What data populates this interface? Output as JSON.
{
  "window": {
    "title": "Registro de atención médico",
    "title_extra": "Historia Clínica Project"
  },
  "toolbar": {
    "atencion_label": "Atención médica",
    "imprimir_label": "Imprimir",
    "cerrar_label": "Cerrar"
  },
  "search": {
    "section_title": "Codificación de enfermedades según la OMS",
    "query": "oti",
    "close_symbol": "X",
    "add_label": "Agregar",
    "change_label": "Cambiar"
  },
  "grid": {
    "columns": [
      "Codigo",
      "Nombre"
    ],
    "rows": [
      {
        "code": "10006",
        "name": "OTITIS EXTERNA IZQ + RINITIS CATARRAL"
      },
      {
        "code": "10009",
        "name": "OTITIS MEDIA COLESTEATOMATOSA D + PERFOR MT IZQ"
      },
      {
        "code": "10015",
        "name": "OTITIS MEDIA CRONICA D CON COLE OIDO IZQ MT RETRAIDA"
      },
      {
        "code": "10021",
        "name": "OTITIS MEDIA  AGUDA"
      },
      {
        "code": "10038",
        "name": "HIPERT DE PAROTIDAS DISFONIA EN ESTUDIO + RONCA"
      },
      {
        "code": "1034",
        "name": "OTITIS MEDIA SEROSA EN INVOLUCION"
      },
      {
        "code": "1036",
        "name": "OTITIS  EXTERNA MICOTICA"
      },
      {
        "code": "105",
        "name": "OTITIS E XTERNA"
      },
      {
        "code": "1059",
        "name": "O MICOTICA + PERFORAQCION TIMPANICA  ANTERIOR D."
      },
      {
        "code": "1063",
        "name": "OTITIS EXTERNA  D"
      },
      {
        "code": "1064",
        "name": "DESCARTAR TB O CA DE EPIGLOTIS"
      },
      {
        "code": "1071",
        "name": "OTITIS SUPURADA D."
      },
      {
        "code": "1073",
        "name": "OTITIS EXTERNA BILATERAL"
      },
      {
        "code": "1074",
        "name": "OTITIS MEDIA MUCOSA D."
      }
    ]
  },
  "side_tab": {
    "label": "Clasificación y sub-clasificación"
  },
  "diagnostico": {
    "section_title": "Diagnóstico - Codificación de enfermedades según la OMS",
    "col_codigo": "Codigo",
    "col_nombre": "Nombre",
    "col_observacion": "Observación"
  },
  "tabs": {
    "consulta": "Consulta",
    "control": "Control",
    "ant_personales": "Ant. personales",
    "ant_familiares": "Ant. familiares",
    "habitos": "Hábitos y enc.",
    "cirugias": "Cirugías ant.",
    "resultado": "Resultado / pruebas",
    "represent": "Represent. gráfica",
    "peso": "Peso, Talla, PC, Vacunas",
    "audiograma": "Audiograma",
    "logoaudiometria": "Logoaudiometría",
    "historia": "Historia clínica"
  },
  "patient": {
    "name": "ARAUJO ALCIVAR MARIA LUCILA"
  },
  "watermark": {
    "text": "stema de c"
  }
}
· · · · ·
## YOUR OBJECTIVE
Extract all lines containing the word "Codificación".

## RESPONSE TO THE EXERCISE
    "section_title": "Codificación de enfermedades según la OMS",
    "section_title": "Diagnóstico - Codificación de enfermedades según la OMS",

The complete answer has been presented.